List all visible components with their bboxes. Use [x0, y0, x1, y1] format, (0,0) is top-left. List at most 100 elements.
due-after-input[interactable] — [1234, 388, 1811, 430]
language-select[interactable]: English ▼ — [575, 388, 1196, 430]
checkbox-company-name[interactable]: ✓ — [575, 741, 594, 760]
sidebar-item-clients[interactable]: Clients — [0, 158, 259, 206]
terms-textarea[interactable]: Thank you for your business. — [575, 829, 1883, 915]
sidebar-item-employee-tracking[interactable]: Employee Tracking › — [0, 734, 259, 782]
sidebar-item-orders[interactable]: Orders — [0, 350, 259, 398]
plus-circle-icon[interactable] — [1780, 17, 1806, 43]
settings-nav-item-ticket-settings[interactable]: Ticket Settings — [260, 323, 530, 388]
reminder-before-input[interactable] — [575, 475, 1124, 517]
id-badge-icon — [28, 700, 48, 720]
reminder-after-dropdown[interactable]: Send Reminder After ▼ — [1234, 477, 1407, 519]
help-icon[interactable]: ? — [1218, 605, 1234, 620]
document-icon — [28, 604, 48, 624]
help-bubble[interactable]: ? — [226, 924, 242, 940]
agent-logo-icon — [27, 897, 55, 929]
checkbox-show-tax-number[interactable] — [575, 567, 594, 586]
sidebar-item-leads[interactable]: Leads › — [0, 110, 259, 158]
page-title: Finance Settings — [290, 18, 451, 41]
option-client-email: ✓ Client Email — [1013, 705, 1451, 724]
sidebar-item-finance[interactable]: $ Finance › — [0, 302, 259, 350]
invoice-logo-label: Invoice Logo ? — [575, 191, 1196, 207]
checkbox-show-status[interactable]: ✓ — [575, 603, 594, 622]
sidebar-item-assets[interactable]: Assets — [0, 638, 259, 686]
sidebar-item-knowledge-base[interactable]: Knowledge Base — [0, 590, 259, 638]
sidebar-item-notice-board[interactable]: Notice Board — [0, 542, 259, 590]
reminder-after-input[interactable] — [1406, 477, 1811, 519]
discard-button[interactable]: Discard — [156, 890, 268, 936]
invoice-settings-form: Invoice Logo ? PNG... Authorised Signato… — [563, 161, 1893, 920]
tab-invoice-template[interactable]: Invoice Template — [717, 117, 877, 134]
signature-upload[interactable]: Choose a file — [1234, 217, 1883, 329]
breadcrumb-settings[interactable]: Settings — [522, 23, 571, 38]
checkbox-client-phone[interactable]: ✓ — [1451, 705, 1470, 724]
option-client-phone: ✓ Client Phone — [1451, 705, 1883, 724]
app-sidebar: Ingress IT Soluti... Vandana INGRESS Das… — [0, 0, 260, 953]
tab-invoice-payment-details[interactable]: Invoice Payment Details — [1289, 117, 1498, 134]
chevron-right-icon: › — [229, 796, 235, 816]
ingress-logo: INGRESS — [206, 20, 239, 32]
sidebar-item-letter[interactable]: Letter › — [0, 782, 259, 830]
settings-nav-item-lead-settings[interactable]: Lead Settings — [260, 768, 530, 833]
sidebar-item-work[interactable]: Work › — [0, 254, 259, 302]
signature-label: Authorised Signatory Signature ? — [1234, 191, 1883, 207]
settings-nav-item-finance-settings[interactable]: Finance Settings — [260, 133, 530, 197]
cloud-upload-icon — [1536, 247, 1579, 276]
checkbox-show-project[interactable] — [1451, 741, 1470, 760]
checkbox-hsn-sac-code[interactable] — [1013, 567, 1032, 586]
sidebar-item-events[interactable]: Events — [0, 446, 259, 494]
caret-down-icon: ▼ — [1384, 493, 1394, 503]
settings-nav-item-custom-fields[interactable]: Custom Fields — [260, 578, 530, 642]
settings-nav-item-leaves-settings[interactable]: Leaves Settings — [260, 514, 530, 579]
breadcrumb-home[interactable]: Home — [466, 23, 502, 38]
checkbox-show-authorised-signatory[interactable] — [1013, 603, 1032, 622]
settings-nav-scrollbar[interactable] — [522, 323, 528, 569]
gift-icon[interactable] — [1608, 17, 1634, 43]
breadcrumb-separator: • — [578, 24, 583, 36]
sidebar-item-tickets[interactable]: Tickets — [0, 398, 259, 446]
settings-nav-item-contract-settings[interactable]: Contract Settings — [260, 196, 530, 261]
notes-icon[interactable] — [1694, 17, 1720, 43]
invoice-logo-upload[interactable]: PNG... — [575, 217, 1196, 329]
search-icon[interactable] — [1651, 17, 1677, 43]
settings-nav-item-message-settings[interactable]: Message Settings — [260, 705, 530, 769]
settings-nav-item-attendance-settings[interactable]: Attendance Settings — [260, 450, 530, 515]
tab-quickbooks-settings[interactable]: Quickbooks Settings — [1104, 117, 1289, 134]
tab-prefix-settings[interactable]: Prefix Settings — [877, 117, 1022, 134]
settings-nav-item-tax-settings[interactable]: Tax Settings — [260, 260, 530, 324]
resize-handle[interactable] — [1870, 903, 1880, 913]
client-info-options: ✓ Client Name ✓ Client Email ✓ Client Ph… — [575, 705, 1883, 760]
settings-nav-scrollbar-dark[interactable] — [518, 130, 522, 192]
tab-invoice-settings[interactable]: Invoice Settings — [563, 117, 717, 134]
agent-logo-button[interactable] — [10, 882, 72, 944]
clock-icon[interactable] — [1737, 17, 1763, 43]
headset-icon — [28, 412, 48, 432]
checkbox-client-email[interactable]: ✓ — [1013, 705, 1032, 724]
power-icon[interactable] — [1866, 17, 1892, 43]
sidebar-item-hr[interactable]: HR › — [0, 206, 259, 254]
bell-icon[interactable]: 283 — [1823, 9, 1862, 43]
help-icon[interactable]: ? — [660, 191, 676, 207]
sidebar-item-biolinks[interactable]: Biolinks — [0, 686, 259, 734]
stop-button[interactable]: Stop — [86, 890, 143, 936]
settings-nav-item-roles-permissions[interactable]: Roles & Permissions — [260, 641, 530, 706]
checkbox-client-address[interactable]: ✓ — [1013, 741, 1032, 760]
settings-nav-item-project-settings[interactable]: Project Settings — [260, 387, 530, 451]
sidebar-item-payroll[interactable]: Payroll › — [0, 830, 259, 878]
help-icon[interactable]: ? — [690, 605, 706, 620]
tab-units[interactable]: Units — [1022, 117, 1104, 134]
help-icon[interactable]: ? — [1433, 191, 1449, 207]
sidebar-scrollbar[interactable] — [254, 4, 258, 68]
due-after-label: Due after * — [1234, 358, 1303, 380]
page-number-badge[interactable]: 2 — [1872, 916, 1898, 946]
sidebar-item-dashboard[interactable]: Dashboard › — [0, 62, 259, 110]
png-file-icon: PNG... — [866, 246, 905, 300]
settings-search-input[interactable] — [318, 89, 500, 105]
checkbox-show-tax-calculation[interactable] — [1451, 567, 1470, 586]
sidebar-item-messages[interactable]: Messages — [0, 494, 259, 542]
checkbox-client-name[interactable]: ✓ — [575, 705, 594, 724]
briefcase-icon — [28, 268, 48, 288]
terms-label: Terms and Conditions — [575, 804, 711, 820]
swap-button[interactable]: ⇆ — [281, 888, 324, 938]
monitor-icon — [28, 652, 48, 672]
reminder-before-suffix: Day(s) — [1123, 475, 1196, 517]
===============
• _Your goal_
Rewrite all the entries above, replacing every "checkbox" with "toggle" and leaving everything else unchanged.

• _Complete answer_
List all visible components with their bboxes. Use [x0, y0, x1, y1] format, (0,0) is top-left. List at most 100 elements.
due-after-input[interactable] — [1234, 388, 1811, 430]
language-select[interactable]: English ▼ — [575, 388, 1196, 430]
toggle-company-name[interactable]: ✓ — [575, 741, 594, 760]
sidebar-item-clients[interactable]: Clients — [0, 158, 259, 206]
terms-textarea[interactable]: Thank you for your business. — [575, 829, 1883, 915]
sidebar-item-employee-tracking[interactable]: Employee Tracking › — [0, 734, 259, 782]
sidebar-item-orders[interactable]: Orders — [0, 350, 259, 398]
plus-circle-icon[interactable] — [1780, 17, 1806, 43]
settings-nav-item-ticket-settings[interactable]: Ticket Settings — [260, 323, 530, 388]
reminder-before-input[interactable] — [575, 475, 1124, 517]
id-badge-icon — [28, 700, 48, 720]
reminder-after-dropdown[interactable]: Send Reminder After ▼ — [1234, 477, 1407, 519]
help-icon[interactable]: ? — [1218, 605, 1234, 620]
document-icon — [28, 604, 48, 624]
help-bubble[interactable]: ? — [226, 924, 242, 940]
agent-logo-icon — [27, 897, 55, 929]
toggle-show-tax-number[interactable] — [575, 567, 594, 586]
sidebar-item-leads[interactable]: Leads › — [0, 110, 259, 158]
page-title: Finance Settings — [290, 18, 451, 41]
option-client-email: ✓ Client Email — [1013, 705, 1451, 724]
sidebar-item-finance[interactable]: $ Finance › — [0, 302, 259, 350]
invoice-logo-label: Invoice Logo ? — [575, 191, 1196, 207]
toggle-show-status[interactable]: ✓ — [575, 603, 594, 622]
sidebar-item-assets[interactable]: Assets — [0, 638, 259, 686]
sidebar-item-knowledge-base[interactable]: Knowledge Base — [0, 590, 259, 638]
sidebar-item-notice-board[interactable]: Notice Board — [0, 542, 259, 590]
reminder-after-input[interactable] — [1406, 477, 1811, 519]
discard-button[interactable]: Discard — [156, 890, 268, 936]
invoice-settings-form: Invoice Logo ? PNG... Authorised Signato… — [563, 161, 1893, 920]
tab-invoice-template[interactable]: Invoice Template — [717, 117, 877, 134]
signature-upload[interactable]: Choose a file — [1234, 217, 1883, 329]
breadcrumb-settings[interactable]: Settings — [522, 23, 571, 38]
toggle-client-phone[interactable]: ✓ — [1451, 705, 1470, 724]
option-client-phone: ✓ Client Phone — [1451, 705, 1883, 724]
app-sidebar: Ingress IT Soluti... Vandana INGRESS Das… — [0, 0, 260, 953]
tab-invoice-payment-details[interactable]: Invoice Payment Details — [1289, 117, 1498, 134]
chevron-right-icon: › — [229, 796, 235, 816]
ingress-logo: INGRESS — [206, 20, 239, 32]
sidebar-item-letter[interactable]: Letter › — [0, 782, 259, 830]
settings-nav-item-lead-settings[interactable]: Lead Settings — [260, 768, 530, 833]
sidebar-item-work[interactable]: Work › — [0, 254, 259, 302]
signature-label: Authorised Signatory Signature ? — [1234, 191, 1883, 207]
settings-nav-item-finance-settings[interactable]: Finance Settings — [260, 133, 530, 197]
cloud-upload-icon — [1536, 247, 1579, 276]
toggle-show-project[interactable] — [1451, 741, 1470, 760]
toggle-hsn-sac-code[interactable] — [1013, 567, 1032, 586]
sidebar-item-events[interactable]: Events — [0, 446, 259, 494]
caret-down-icon: ▼ — [1384, 493, 1394, 503]
settings-nav-item-custom-fields[interactable]: Custom Fields — [260, 578, 530, 642]
settings-nav-item-leaves-settings[interactable]: Leaves Settings — [260, 514, 530, 579]
breadcrumb-home[interactable]: Home — [466, 23, 502, 38]
toggle-show-authorised-signatory[interactable] — [1013, 603, 1032, 622]
settings-nav-scrollbar[interactable] — [522, 323, 528, 569]
gift-icon[interactable] — [1608, 17, 1634, 43]
breadcrumb-separator: • — [578, 24, 583, 36]
sidebar-item-tickets[interactable]: Tickets — [0, 398, 259, 446]
settings-nav-item-contract-settings[interactable]: Contract Settings — [260, 196, 530, 261]
notes-icon[interactable] — [1694, 17, 1720, 43]
invoice-logo-upload[interactable]: PNG... — [575, 217, 1196, 329]
search-icon[interactable] — [1651, 17, 1677, 43]
settings-nav-item-message-settings[interactable]: Message Settings — [260, 705, 530, 769]
settings-nav-item-attendance-settings[interactable]: Attendance Settings — [260, 450, 530, 515]
tab-quickbooks-settings[interactable]: Quickbooks Settings — [1104, 117, 1289, 134]
tab-prefix-settings[interactable]: Prefix Settings — [877, 117, 1022, 134]
settings-nav-item-tax-settings[interactable]: Tax Settings — [260, 260, 530, 324]
resize-handle[interactable] — [1870, 903, 1880, 913]
client-info-options: ✓ Client Name ✓ Client Email ✓ Client Ph… — [575, 705, 1883, 760]
settings-nav-scrollbar-dark[interactable] — [518, 130, 522, 192]
tab-invoice-settings[interactable]: Invoice Settings — [563, 117, 717, 134]
agent-logo-button[interactable] — [10, 882, 72, 944]
clock-icon[interactable] — [1737, 17, 1763, 43]
headset-icon — [28, 412, 48, 432]
toggle-client-email[interactable]: ✓ — [1013, 705, 1032, 724]
power-icon[interactable] — [1866, 17, 1892, 43]
sidebar-item-hr[interactable]: HR › — [0, 206, 259, 254]
bell-icon[interactable]: 283 — [1823, 9, 1862, 43]
help-icon[interactable]: ? — [660, 191, 676, 207]
sidebar-item-biolinks[interactable]: Biolinks — [0, 686, 259, 734]
stop-button[interactable]: Stop — [86, 890, 143, 936]
settings-nav-item-roles-permissions[interactable]: Roles & Permissions — [260, 641, 530, 706]
toggle-client-address[interactable]: ✓ — [1013, 741, 1032, 760]
settings-nav-item-project-settings[interactable]: Project Settings — [260, 387, 530, 451]
sidebar-item-payroll[interactable]: Payroll › — [0, 830, 259, 878]
help-icon[interactable]: ? — [690, 605, 706, 620]
tab-units[interactable]: Units — [1022, 117, 1104, 134]
help-icon[interactable]: ? — [1433, 191, 1449, 207]
sidebar-scrollbar[interactable] — [254, 4, 258, 68]
due-after-label: Due after * — [1234, 358, 1303, 380]
page-number-badge[interactable]: 2 — [1872, 916, 1898, 946]
sidebar-item-dashboard[interactable]: Dashboard › — [0, 62, 259, 110]
png-file-icon: PNG... — [866, 246, 905, 300]
settings-search-input[interactable] — [318, 89, 500, 105]
toggle-show-tax-calculation[interactable] — [1451, 567, 1470, 586]
sidebar-item-messages[interactable]: Messages — [0, 494, 259, 542]
toggle-client-name[interactable]: ✓ — [575, 705, 594, 724]
briefcase-icon — [28, 268, 48, 288]
terms-label: Terms and Conditions — [575, 804, 711, 820]
swap-button[interactable]: ⇆ — [281, 888, 324, 938]
monitor-icon — [28, 652, 48, 672]
reminder-before-suffix: Day(s) — [1123, 475, 1196, 517]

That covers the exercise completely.